_Supplied material_
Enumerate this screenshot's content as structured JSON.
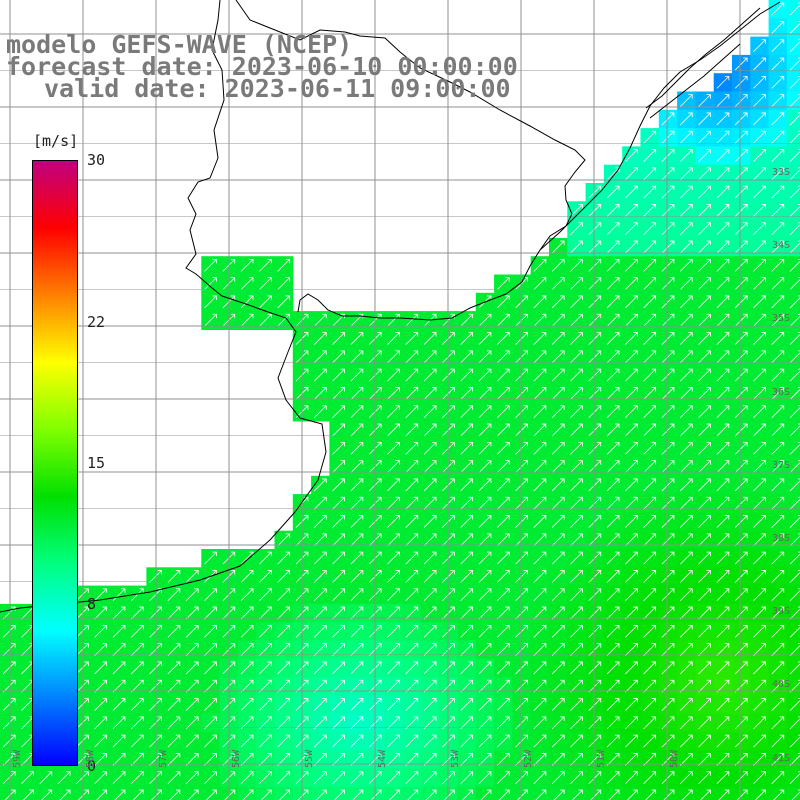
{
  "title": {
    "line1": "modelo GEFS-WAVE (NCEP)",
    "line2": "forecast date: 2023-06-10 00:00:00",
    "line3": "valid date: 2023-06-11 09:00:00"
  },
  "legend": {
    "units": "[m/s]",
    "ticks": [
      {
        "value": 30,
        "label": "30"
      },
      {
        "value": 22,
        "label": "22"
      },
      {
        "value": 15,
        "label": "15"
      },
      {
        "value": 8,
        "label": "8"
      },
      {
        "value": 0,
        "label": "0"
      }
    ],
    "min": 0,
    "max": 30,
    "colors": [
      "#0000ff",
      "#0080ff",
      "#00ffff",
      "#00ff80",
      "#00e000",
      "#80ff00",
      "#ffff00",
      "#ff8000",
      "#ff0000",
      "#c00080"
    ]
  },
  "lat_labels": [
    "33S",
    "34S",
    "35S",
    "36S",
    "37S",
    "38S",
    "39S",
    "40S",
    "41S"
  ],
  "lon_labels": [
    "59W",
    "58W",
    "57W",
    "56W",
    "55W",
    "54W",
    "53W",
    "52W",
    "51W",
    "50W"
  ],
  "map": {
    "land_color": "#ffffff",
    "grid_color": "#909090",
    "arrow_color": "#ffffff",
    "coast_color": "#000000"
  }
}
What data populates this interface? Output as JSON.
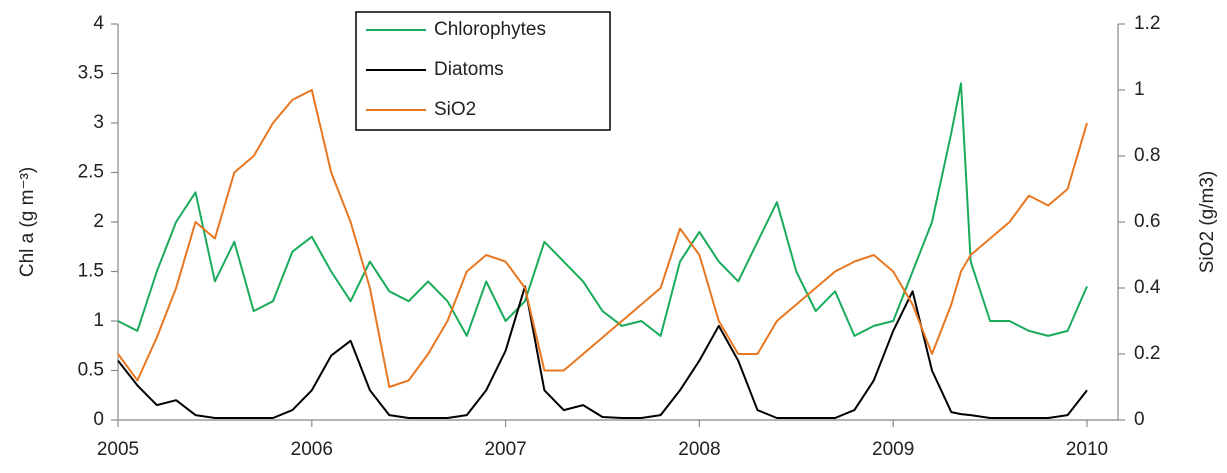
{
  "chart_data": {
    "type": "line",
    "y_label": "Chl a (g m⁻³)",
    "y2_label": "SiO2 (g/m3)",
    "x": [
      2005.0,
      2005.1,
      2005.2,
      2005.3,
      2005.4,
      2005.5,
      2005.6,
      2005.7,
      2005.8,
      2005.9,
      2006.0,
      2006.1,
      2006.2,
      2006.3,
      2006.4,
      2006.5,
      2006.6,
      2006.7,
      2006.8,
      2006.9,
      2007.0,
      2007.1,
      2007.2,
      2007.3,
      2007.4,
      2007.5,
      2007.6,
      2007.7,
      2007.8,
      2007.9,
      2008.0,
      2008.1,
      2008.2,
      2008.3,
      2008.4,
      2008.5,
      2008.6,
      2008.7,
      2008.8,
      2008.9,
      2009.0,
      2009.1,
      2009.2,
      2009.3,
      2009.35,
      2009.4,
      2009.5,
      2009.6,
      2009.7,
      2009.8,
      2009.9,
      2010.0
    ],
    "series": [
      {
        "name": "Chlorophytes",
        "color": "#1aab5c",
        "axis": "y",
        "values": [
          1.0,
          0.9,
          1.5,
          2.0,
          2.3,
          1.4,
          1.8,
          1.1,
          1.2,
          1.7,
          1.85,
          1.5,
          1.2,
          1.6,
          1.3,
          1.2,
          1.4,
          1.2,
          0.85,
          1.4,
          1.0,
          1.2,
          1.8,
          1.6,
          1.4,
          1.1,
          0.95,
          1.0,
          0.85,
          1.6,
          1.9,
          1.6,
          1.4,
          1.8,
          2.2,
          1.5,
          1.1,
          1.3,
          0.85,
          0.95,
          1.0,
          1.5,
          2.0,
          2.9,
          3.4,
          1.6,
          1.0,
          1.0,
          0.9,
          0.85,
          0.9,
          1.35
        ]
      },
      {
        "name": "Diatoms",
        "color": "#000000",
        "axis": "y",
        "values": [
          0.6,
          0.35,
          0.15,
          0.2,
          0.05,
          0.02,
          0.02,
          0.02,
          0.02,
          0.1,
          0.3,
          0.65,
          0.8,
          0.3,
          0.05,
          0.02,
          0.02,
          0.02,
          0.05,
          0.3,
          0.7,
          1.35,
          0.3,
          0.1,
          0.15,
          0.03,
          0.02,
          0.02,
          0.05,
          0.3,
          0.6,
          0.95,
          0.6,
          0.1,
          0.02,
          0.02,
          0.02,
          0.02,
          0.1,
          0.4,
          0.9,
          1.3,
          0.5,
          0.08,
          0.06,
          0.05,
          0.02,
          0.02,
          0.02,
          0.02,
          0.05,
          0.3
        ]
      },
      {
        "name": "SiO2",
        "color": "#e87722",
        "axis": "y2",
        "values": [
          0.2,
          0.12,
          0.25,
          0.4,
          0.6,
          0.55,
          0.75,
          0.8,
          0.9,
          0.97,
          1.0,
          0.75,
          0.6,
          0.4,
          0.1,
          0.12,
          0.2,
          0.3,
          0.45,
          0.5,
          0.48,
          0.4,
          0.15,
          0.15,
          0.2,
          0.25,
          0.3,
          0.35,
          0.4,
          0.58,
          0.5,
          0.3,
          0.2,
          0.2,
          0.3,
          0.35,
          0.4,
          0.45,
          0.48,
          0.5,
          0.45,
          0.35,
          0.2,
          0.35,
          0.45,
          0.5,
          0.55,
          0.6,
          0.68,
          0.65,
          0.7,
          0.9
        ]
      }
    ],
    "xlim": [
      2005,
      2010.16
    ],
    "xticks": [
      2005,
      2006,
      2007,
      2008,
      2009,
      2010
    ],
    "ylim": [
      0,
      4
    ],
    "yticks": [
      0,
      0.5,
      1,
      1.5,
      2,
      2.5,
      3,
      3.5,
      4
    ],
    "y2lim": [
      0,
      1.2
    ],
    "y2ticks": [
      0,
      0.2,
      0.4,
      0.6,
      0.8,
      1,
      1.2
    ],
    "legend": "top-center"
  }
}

_What the task requires_
Exclude the pictures, and transcribe all of the material exactly.

_Result for this exercise_
Enumerate this screenshot's content as structured JSON.
{
  "title": {
    "line1": "modelo GEFS-WAVE (NCEP)",
    "line2": "forecast date: 2023-06-10 00:00:00",
    "line3": "valid date: 2023-06-11 09:00:00"
  },
  "legend": {
    "units": "[m/s]",
    "ticks": [
      {
        "value": 30,
        "label": "30"
      },
      {
        "value": 22,
        "label": "22"
      },
      {
        "value": 15,
        "label": "15"
      },
      {
        "value": 8,
        "label": "8"
      },
      {
        "value": 0,
        "label": "0"
      }
    ],
    "min": 0,
    "max": 30,
    "colors": [
      "#0000ff",
      "#0080ff",
      "#00ffff",
      "#00ff80",
      "#00e000",
      "#80ff00",
      "#ffff00",
      "#ff8000",
      "#ff0000",
      "#c00080"
    ]
  },
  "lat_labels": [
    "33S",
    "34S",
    "35S",
    "36S",
    "37S",
    "38S",
    "39S",
    "40S",
    "41S"
  ],
  "lon_labels": [
    "59W",
    "58W",
    "57W",
    "56W",
    "55W",
    "54W",
    "53W",
    "52W",
    "51W",
    "50W"
  ],
  "map": {
    "land_color": "#ffffff",
    "grid_color": "#909090",
    "arrow_color": "#ffffff",
    "coast_color": "#000000"
  }
}
What data populates this interface? Output as JSON.
{
  "chart_data": {
    "type": "line",
    "y_label": "Chl a (g m⁻³)",
    "y2_label": "SiO2 (g/m3)",
    "x": [
      2005.0,
      2005.1,
      2005.2,
      2005.3,
      2005.4,
      2005.5,
      2005.6,
      2005.7,
      2005.8,
      2005.9,
      2006.0,
      2006.1,
      2006.2,
      2006.3,
      2006.4,
      2006.5,
      2006.6,
      2006.7,
      2006.8,
      2006.9,
      2007.0,
      2007.1,
      2007.2,
      2007.3,
      2007.4,
      2007.5,
      2007.6,
      2007.7,
      2007.8,
      2007.9,
      2008.0,
      2008.1,
      2008.2,
      2008.3,
      2008.4,
      2008.5,
      2008.6,
      2008.7,
      2008.8,
      2008.9,
      2009.0,
      2009.1,
      2009.2,
      2009.3,
      2009.35,
      2009.4,
      2009.5,
      2009.6,
      2009.7,
      2009.8,
      2009.9,
      2010.0
    ],
    "series": [
      {
        "name": "Chlorophytes",
        "color": "#1aab5c",
        "axis": "y",
        "values": [
          1.0,
          0.9,
          1.5,
          2.0,
          2.3,
          1.4,
          1.8,
          1.1,
          1.2,
          1.7,
          1.85,
          1.5,
          1.2,
          1.6,
          1.3,
          1.2,
          1.4,
          1.2,
          0.85,
          1.4,
          1.0,
          1.2,
          1.8,
          1.6,
          1.4,
          1.1,
          0.95,
          1.0,
          0.85,
          1.6,
          1.9,
          1.6,
          1.4,
          1.8,
          2.2,
          1.5,
          1.1,
          1.3,
          0.85,
          0.95,
          1.0,
          1.5,
          2.0,
          2.9,
          3.4,
          1.6,
          1.0,
          1.0,
          0.9,
          0.85,
          0.9,
          1.35
        ]
      },
      {
        "name": "Diatoms",
        "color": "#000000",
        "axis": "y",
        "values": [
          0.6,
          0.35,
          0.15,
          0.2,
          0.05,
          0.02,
          0.02,
          0.02,
          0.02,
          0.1,
          0.3,
          0.65,
          0.8,
          0.3,
          0.05,
          0.02,
          0.02,
          0.02,
          0.05,
          0.3,
          0.7,
          1.35,
          0.3,
          0.1,
          0.15,
          0.03,
          0.02,
          0.02,
          0.05,
          0.3,
          0.6,
          0.95,
          0.6,
          0.1,
          0.02,
          0.02,
          0.02,
          0.02,
          0.1,
          0.4,
          0.9,
          1.3,
          0.5,
          0.08,
          0.06,
          0.05,
          0.02,
          0.02,
          0.02,
          0.02,
          0.05,
          0.3
        ]
      },
      {
        "name": "SiO2",
        "color": "#e87722",
        "axis": "y2",
        "values": [
          0.2,
          0.12,
          0.25,
          0.4,
          0.6,
          0.55,
          0.75,
          0.8,
          0.9,
          0.97,
          1.0,
          0.75,
          0.6,
          0.4,
          0.1,
          0.12,
          0.2,
          0.3,
          0.45,
          0.5,
          0.48,
          0.4,
          0.15,
          0.15,
          0.2,
          0.25,
          0.3,
          0.35,
          0.4,
          0.58,
          0.5,
          0.3,
          0.2,
          0.2,
          0.3,
          0.35,
          0.4,
          0.45,
          0.48,
          0.5,
          0.45,
          0.35,
          0.2,
          0.35,
          0.45,
          0.5,
          0.55,
          0.6,
          0.68,
          0.65,
          0.7,
          0.9
        ]
      }
    ],
    "xlim": [
      2005,
      2010.16
    ],
    "xticks": [
      2005,
      2006,
      2007,
      2008,
      2009,
      2010
    ],
    "ylim": [
      0,
      4
    ],
    "yticks": [
      0,
      0.5,
      1,
      1.5,
      2,
      2.5,
      3,
      3.5,
      4
    ],
    "y2lim": [
      0,
      1.2
    ],
    "y2ticks": [
      0,
      0.2,
      0.4,
      0.6,
      0.8,
      1,
      1.2
    ],
    "legend": "top-center"
  }
}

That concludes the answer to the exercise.